Element boundary records
________

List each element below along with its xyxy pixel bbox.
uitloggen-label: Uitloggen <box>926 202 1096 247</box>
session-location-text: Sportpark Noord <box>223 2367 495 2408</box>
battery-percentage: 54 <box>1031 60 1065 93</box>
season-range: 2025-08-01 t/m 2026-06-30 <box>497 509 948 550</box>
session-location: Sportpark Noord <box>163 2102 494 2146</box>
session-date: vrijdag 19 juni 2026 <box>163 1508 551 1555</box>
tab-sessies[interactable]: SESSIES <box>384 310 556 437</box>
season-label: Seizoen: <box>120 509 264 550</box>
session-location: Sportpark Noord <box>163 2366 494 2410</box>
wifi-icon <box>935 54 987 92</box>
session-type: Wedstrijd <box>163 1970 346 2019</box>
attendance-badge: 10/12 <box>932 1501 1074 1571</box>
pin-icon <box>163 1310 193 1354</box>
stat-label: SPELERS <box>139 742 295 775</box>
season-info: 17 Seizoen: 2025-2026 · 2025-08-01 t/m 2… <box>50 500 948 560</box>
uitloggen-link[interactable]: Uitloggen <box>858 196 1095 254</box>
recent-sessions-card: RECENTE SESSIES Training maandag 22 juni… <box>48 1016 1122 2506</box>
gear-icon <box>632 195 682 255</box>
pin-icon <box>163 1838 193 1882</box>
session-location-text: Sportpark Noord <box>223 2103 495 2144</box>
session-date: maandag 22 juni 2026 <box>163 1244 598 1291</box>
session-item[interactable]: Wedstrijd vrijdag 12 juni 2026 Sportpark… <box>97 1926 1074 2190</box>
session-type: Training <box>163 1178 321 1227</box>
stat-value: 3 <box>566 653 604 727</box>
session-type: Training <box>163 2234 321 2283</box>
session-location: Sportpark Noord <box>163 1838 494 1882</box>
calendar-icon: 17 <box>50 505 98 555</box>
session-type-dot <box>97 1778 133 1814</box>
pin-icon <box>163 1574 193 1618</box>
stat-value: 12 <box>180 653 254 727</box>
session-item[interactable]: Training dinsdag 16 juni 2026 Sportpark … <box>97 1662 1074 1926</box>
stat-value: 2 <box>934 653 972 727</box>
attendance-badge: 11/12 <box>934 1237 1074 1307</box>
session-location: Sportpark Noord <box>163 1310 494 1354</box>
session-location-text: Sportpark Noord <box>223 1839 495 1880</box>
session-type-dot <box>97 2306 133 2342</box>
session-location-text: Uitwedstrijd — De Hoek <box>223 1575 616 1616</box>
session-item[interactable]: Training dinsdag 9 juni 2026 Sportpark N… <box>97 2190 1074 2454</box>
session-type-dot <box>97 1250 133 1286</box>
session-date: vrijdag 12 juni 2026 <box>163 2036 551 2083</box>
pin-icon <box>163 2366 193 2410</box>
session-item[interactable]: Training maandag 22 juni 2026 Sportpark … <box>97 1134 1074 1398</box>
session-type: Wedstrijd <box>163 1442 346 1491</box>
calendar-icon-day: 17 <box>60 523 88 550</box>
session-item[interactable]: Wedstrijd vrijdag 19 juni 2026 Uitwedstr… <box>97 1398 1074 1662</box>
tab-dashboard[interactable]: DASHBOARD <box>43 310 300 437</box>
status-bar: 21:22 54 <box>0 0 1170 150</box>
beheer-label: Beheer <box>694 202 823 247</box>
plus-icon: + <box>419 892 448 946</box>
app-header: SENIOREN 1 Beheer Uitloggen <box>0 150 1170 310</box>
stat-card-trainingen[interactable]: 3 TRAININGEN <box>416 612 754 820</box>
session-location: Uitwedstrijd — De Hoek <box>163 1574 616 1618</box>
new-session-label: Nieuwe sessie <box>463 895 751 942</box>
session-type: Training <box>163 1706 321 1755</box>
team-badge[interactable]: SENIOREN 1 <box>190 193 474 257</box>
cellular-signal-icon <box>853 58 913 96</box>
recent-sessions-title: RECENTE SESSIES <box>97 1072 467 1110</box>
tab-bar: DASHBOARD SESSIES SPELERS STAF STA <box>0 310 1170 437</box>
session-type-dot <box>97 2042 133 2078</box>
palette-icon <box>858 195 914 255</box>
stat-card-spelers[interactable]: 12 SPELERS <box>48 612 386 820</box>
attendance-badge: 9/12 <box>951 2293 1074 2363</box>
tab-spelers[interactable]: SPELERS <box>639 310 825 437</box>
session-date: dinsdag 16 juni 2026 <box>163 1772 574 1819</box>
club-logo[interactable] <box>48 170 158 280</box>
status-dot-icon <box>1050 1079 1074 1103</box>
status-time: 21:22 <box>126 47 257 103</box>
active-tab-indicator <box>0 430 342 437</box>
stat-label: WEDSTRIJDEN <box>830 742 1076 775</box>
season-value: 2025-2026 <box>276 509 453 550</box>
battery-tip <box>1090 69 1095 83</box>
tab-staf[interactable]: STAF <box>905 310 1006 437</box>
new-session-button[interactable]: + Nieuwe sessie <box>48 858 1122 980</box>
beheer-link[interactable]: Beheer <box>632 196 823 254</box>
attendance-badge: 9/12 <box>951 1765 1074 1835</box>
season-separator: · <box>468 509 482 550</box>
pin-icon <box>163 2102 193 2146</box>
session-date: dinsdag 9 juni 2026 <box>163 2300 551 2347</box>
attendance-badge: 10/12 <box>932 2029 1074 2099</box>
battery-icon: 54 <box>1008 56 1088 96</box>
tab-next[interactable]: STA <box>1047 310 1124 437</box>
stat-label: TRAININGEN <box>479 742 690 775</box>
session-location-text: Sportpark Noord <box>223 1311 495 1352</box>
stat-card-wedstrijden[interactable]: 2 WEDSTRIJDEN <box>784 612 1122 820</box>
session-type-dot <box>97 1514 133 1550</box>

________

TASK TO COMPLETE:
Please pick out each line of the material above that contains the string "battery" and copy those lines in full.

COMPLETE OUTPUT:
battery-percentage: 54 <box>1031 60 1065 93</box>
battery-tip <box>1090 69 1095 83</box>
battery-icon: 54 <box>1008 56 1088 96</box>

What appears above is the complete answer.